> [Your objective]: Each line below should be quoted exactly, please.

> [Records for the exercise]:
* * * * * * *
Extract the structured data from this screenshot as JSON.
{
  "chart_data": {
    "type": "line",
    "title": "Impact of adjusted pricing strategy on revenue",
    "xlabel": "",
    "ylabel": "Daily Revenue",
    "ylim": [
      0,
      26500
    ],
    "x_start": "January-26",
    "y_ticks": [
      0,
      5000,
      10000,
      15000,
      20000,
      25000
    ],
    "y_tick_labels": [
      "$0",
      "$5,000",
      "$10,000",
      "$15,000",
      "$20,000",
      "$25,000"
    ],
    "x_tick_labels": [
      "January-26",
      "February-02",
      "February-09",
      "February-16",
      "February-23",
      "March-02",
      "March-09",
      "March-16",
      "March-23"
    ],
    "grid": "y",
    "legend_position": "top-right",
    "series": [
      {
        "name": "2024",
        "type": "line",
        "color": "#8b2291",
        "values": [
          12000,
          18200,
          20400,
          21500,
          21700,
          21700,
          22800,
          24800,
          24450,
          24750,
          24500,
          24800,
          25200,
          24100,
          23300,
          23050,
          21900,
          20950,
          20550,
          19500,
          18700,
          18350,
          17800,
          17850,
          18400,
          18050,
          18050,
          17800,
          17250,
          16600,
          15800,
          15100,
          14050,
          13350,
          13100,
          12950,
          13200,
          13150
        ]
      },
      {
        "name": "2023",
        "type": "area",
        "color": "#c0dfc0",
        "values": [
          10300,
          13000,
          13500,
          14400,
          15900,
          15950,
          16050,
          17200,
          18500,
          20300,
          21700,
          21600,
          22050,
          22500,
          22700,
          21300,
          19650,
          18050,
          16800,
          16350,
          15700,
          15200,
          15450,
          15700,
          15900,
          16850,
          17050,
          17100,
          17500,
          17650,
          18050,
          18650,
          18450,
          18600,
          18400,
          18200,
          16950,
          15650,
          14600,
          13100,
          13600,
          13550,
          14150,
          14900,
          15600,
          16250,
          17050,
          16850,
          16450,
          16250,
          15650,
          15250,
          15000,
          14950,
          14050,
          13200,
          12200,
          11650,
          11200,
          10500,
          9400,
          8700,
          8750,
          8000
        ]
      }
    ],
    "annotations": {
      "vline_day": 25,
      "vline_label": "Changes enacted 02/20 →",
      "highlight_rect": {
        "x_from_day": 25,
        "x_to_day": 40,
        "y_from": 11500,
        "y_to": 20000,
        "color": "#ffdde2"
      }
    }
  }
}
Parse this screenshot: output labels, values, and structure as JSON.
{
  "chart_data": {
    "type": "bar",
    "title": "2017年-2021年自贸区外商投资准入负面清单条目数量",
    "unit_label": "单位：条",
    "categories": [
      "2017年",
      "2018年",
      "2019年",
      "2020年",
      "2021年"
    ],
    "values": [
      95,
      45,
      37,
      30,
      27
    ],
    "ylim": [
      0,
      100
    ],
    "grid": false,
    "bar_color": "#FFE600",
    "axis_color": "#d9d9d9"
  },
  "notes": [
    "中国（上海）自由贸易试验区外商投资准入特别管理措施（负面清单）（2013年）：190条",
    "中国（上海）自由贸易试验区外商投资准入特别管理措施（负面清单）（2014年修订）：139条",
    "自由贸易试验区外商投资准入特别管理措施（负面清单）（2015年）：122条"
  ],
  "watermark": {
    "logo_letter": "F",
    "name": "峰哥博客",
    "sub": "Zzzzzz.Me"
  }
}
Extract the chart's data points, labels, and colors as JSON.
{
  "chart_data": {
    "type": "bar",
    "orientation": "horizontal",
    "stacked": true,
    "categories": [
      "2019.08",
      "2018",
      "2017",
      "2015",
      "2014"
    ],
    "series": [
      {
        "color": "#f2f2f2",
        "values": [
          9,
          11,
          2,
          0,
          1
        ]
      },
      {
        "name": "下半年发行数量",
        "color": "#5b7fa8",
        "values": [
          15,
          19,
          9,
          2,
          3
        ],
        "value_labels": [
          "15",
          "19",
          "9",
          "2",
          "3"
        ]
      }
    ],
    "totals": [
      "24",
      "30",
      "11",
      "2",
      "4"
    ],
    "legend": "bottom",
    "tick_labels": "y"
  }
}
* * * * * * *
> [Solved exercise]:
Extract the structured data from this screenshot as JSON.
{
  "chart_data": {
    "type": "line",
    "title": "Impact of adjusted pricing strategy on revenue",
    "xlabel": "",
    "ylabel": "Daily Revenue",
    "ylim": [
      0,
      26500
    ],
    "x_start": "January-26",
    "y_ticks": [
      0,
      5000,
      10000,
      15000,
      20000,
      25000
    ],
    "y_tick_labels": [
      "$0",
      "$5,000",
      "$10,000",
      "$15,000",
      "$20,000",
      "$25,000"
    ],
    "x_tick_labels": [
      "January-26",
      "February-02",
      "February-09",
      "February-16",
      "February-23",
      "March-02",
      "March-09",
      "March-16",
      "March-23"
    ],
    "grid": "y",
    "legend_position": "top-right",
    "series": [
      {
        "name": "2024",
        "type": "line",
        "color": "#8b2291",
        "values": [
          12000,
          18200,
          20400,
          21500,
          21700,
          21700,
          22800,
          24800,
          24450,
          24750,
          24500,
          24800,
          25200,
          24100,
          23300,
          23050,
          21900,
          20950,
          20550,
          19500,
          18700,
          18350,
          17800,
          17850,
          18400,
          18050,
          18050,
          17800,
          17250,
          16600,
          15800,
          15100,
          14050,
          13350,
          13100,
          12950,
          13200,
          13150
        ]
      },
      {
        "name": "2023",
        "type": "area",
        "color": "#c0dfc0",
        "values": [
          10300,
          13000,
          13500,
          14400,
          15900,
          15950,
          16050,
          17200,
          18500,
          20300,
          21700,
          21600,
          22050,
          22500,
          22700,
          21300,
          19650,
          18050,
          16800,
          16350,
          15700,
          15200,
          15450,
          15700,
          15900,
          16850,
          17050,
          17100,
          17500,
          17650,
          18050,
          18650,
          18450,
          18600,
          18400,
          18200,
          16950,
          15650,
          14600,
          13100,
          13600,
          13550,
          14150,
          14900,
          15600,
          16250,
          17050,
          16850,
          16450,
          16250,
          15650,
          15250,
          15000,
          14950,
          14050,
          13200,
          12200,
          11650,
          11200,
          10500,
          9400,
          8700,
          8750,
          8000
        ]
      }
    ],
    "annotations": {
      "vline_day": 25,
      "vline_label": "Changes enacted 02/20 →",
      "highlight_rect": {
        "x_from_day": 25,
        "x_to_day": 40,
        "y_from": 11500,
        "y_to": 20000,
        "color": "#ffdde2"
      }
    }
  }
}
Parse this screenshot: output labels, values, and structure as JSON.
{
  "chart_data": {
    "type": "bar",
    "title": "2017年-2021年自贸区外商投资准入负面清单条目数量",
    "unit_label": "单位：条",
    "categories": [
      "2017年",
      "2018年",
      "2019年",
      "2020年",
      "2021年"
    ],
    "values": [
      95,
      45,
      37,
      30,
      27
    ],
    "ylim": [
      0,
      100
    ],
    "grid": false,
    "bar_color": "#FFE600",
    "axis_color": "#d9d9d9"
  },
  "notes": [
    "中国（上海）自由贸易试验区外商投资准入特别管理措施（负面清单）（2013年）：190条",
    "中国（上海）自由贸易试验区外商投资准入特别管理措施（负面清单）（2014年修订）：139条",
    "自由贸易试验区外商投资准入特别管理措施（负面清单）（2015年）：122条"
  ],
  "watermark": {
    "logo_letter": "F",
    "name": "峰哥博客",
    "sub": "Zzzzzz.Me"
  }
}
Extract the chart's data points, labels, and colors as JSON.
{
  "chart_data": {
    "type": "bar",
    "orientation": "horizontal",
    "stacked": true,
    "categories": [
      "2019.08",
      "2018",
      "2017",
      "2015",
      "2014"
    ],
    "series": [
      {
        "color": "#f2f2f2",
        "values": [
          9,
          11,
          2,
          0,
          1
        ]
      },
      {
        "name": "下半年发行数量",
        "color": "#5b7fa8",
        "values": [
          15,
          19,
          9,
          2,
          3
        ],
        "value_labels": [
          "15",
          "19",
          "9",
          "2",
          "3"
        ]
      }
    ],
    "totals": [
      "24",
      "30",
      "11",
      "2",
      "4"
    ],
    "legend": "bottom",
    "tick_labels": "y"
  }
}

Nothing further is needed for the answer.